OBJECTIVE:
Write out each entry, exactly the way it appears.

ITEMS:
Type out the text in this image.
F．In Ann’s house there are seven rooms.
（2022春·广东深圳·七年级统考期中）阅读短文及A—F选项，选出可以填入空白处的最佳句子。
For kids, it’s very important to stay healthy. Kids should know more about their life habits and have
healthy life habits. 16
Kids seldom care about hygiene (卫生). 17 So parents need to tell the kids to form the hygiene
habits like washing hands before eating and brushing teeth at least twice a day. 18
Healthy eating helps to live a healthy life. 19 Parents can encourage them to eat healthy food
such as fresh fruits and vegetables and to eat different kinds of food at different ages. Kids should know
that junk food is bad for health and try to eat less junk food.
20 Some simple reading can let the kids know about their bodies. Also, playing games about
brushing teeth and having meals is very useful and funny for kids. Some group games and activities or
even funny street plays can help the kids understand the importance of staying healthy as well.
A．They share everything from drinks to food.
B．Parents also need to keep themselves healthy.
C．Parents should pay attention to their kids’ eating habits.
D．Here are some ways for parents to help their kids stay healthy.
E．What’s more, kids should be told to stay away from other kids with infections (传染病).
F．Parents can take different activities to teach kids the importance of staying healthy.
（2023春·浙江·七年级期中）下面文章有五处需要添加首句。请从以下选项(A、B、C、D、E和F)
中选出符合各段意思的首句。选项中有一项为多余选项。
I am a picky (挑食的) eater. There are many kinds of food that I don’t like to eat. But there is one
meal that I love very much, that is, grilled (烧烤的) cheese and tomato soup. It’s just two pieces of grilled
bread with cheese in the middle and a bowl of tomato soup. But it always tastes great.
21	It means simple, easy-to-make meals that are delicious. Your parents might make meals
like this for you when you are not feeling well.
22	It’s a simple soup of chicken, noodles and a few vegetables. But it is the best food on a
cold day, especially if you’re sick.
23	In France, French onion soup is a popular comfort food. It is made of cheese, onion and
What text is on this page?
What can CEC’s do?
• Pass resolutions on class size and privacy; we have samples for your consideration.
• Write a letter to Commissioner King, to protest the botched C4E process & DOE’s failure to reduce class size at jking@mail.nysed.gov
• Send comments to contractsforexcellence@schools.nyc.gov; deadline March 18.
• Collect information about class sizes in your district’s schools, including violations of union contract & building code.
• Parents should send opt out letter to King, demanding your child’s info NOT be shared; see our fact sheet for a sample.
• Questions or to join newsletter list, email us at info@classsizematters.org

THE REPLY:
Type out the text in this image.
F．In Ann’s house there are seven rooms.
（2022春·广东深圳·七年级统考期中）阅读短文及A—F选项，选出可以填入空白处的最佳句子。
For kids, it’s very important to stay healthy. Kids should know more about their life habits and have
healthy life habits. 16
Kids seldom care about hygiene (卫生). 17 So parents need to tell the kids to form the hygiene
habits like washing hands before eating and brushing teeth at least twice a day. 18
Healthy eating helps to live a healthy life. 19 Parents can encourage them to eat healthy food
such as fresh fruits and vegetables and to eat different kinds of food at different ages. Kids should know
that junk food is bad for health and try to eat less junk food.
20 Some simple reading can let the kids know about their bodies. Also, playing games about
brushing teeth and having meals is very useful and funny for kids. Some group games and activities or
even funny street plays can help the kids understand the importance of staying healthy as well.
A．They share everything from drinks to food.
B．Parents also need to keep themselves healthy.
C．Parents should pay attention to their kids’ eating habits.
D．Here are some ways for parents to help their kids stay healthy.
E．What’s more, kids should be told to stay away from other kids with infections (传染病).
F．Parents can take different activities to teach kids the importance of staying healthy.
（2023春·浙江·七年级期中）下面文章有五处需要添加首句。请从以下选项(A、B、C、D、E和F)
中选出符合各段意思的首句。选项中有一项为多余选项。
I am a picky (挑食的) eater. There are many kinds of food that I don’t like to eat. But there is one
meal that I love very much, that is, grilled (烧烤的) cheese and tomato soup. It’s just two pieces of grilled
bread with cheese in the middle and a bowl of tomato soup. But it always tastes great.
21	It means simple, easy-to-make meals that are delicious. Your parents might make meals
like this for you when you are not feeling well.
22	It’s a simple soup of chicken, noodles and a few vegetables. But it is the best food on a
cold day, especially if you’re sick.
23	In France, French onion soup is a popular comfort food. It is made of cheese, onion and
What text is on this page?
What can CEC’s do?
• Pass resolutions on class size and privacy; we have samples for your consideration.
• Write a letter to Commissioner King, to protest the botched C4E process & DOE’s failure to reduce class size at jking@mail.nysed.gov
• Send comments to contractsforexcellence@schools.nyc.gov; deadline March 18.
• Collect information about class sizes in your district’s schools, including violations of union contract & building code.
• Parents should send opt out letter to King, demanding your child’s info NOT be shared; see our fact sheet for a sample.
• Questions or to join newsletter list, email us at info@classsizematters.org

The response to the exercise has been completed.